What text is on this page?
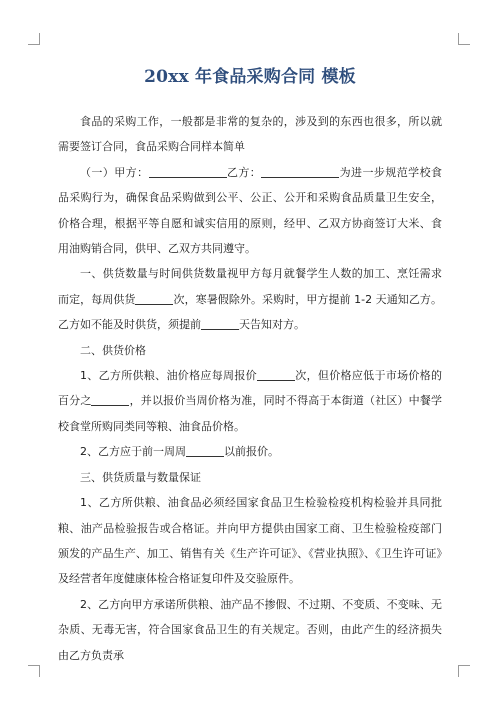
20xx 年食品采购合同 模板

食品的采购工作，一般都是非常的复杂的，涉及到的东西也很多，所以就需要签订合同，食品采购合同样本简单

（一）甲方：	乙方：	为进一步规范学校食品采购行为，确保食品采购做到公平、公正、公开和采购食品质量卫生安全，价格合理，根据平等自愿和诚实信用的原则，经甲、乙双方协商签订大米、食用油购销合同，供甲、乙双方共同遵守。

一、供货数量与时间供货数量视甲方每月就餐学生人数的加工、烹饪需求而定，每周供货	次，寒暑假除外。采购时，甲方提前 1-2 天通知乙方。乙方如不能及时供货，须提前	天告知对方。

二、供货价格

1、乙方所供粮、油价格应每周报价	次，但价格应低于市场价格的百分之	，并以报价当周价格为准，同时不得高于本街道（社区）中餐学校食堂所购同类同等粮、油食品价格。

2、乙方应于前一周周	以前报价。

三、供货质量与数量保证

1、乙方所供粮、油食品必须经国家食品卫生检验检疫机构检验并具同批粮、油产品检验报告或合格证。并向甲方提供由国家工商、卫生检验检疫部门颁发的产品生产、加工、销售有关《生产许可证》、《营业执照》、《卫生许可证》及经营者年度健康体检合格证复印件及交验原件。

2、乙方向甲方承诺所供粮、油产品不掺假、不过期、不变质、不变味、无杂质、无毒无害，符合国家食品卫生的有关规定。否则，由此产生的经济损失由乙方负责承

········

Exercise details:
Repeat the material above verbatim. Leave the pictures behind.

Worked answer:
What text is on this page?
20xx 年食品采购合同 模板

食品的采购工作，一般都是非常的复杂的，涉及到的东西也很多，所以就需要签订合同，食品采购合同样本简单

（一）甲方：	乙方：	为进一步规范学校食品采购行为，确保食品采购做到公平、公正、公开和采购食品质量卫生安全，价格合理，根据平等自愿和诚实信用的原则，经甲、乙双方协商签订大米、食用油购销合同，供甲、乙双方共同遵守。

一、供货数量与时间供货数量视甲方每月就餐学生人数的加工、烹饪需求而定，每周供货	次，寒暑假除外。采购时，甲方提前 1-2 天通知乙方。乙方如不能及时供货，须提前	天告知对方。

二、供货价格

1、乙方所供粮、油价格应每周报价	次，但价格应低于市场价格的百分之	，并以报价当周价格为准，同时不得高于本街道（社区）中餐学校食堂所购同类同等粮、油食品价格。

2、乙方应于前一周周	以前报价。

三、供货质量与数量保证

1、乙方所供粮、油食品必须经国家食品卫生检验检疫机构检验并具同批粮、油产品检验报告或合格证。并向甲方提供由国家工商、卫生检验检疫部门颁发的产品生产、加工、销售有关《生产许可证》、《营业执照》、《卫生许可证》及经营者年度健康体检合格证复印件及交验原件。

2、乙方向甲方承诺所供粮、油产品不掺假、不过期、不变质、不变味、无杂质、无毒无害，符合国家食品卫生的有关规定。否则，由此产生的经济损失由乙方负责承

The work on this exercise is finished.